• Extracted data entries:
◆ ◆ ◆ ◆ ◆ ◆ ◆

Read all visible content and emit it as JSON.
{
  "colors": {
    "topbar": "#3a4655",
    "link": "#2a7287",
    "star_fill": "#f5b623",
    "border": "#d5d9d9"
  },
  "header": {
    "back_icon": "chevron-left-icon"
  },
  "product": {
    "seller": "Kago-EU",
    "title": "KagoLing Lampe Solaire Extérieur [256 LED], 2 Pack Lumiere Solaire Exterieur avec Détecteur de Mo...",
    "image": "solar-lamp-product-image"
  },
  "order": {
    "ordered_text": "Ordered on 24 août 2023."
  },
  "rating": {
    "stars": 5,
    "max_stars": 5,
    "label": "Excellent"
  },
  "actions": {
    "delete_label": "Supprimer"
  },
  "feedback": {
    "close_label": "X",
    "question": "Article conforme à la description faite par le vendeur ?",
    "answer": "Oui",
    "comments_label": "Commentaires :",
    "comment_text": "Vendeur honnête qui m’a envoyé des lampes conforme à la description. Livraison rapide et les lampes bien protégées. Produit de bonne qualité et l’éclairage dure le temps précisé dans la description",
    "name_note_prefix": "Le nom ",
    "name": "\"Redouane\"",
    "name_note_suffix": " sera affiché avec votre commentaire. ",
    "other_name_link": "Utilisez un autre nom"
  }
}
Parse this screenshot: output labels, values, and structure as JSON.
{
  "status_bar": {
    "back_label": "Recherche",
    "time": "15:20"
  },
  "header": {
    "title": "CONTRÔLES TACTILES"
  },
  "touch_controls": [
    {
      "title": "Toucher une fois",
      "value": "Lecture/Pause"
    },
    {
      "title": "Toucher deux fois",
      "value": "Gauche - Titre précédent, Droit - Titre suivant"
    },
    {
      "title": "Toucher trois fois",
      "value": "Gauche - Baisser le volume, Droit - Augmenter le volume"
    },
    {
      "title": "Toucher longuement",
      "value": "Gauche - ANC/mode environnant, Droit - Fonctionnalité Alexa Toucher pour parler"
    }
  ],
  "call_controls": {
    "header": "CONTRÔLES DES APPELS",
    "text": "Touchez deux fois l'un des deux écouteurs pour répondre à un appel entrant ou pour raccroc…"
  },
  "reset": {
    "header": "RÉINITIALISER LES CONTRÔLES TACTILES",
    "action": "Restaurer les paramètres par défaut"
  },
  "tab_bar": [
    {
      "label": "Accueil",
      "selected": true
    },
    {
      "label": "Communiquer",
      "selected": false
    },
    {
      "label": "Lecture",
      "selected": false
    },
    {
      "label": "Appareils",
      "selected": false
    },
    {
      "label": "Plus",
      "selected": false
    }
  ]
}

◆ ◆ ◆ ◆ ◆ ◆ ◆

• Task requirements: Make an exact copy of the data above.

• Result for this task:
Read all visible content and emit it as JSON.
{
  "colors": {
    "topbar": "#3a4655",
    "link": "#2a7287",
    "star_fill": "#f5b623",
    "border": "#d5d9d9"
  },
  "header": {
    "back_icon": "chevron-left-icon"
  },
  "product": {
    "seller": "Kago-EU",
    "title": "KagoLing Lampe Solaire Extérieur [256 LED], 2 Pack Lumiere Solaire Exterieur avec Détecteur de Mo...",
    "image": "solar-lamp-product-image"
  },
  "order": {
    "ordered_text": "Ordered on 24 août 2023."
  },
  "rating": {
    "stars": 5,
    "max_stars": 5,
    "label": "Excellent"
  },
  "actions": {
    "delete_label": "Supprimer"
  },
  "feedback": {
    "close_label": "X",
    "question": "Article conforme à la description faite par le vendeur ?",
    "answer": "Oui",
    "comments_label": "Commentaires :",
    "comment_text": "Vendeur honnête qui m’a envoyé des lampes conforme à la description. Livraison rapide et les lampes bien protégées. Produit de bonne qualité et l’éclairage dure le temps précisé dans la description",
    "name_note_prefix": "Le nom ",
    "name": "\"Redouane\"",
    "name_note_suffix": " sera affiché avec votre commentaire. ",
    "other_name_link": "Utilisez un autre nom"
  }
}
Parse this screenshot: output labels, values, and structure as JSON.
{
  "status_bar": {
    "back_label": "Recherche",
    "time": "15:20"
  },
  "header": {
    "title": "CONTRÔLES TACTILES"
  },
  "touch_controls": [
    {
      "title": "Toucher une fois",
      "value": "Lecture/Pause"
    },
    {
      "title": "Toucher deux fois",
      "value": "Gauche - Titre précédent, Droit - Titre suivant"
    },
    {
      "title": "Toucher trois fois",
      "value": "Gauche - Baisser le volume, Droit - Augmenter le volume"
    },
    {
      "title": "Toucher longuement",
      "value": "Gauche - ANC/mode environnant, Droit - Fonctionnalité Alexa Toucher pour parler"
    }
  ],
  "call_controls": {
    "header": "CONTRÔLES DES APPELS",
    "text": "Touchez deux fois l'un des deux écouteurs pour répondre à un appel entrant ou pour raccroc…"
  },
  "reset": {
    "header": "RÉINITIALISER LES CONTRÔLES TACTILES",
    "action": "Restaurer les paramètres par défaut"
  },
  "tab_bar": [
    {
      "label": "Accueil",
      "selected": true
    },
    {
      "label": "Communiquer",
      "selected": false
    },
    {
      "label": "Lecture",
      "selected": false
    },
    {
      "label": "Appareils",
      "selected": false
    },
    {
      "label": "Plus",
      "selected": false
    }
  ]
}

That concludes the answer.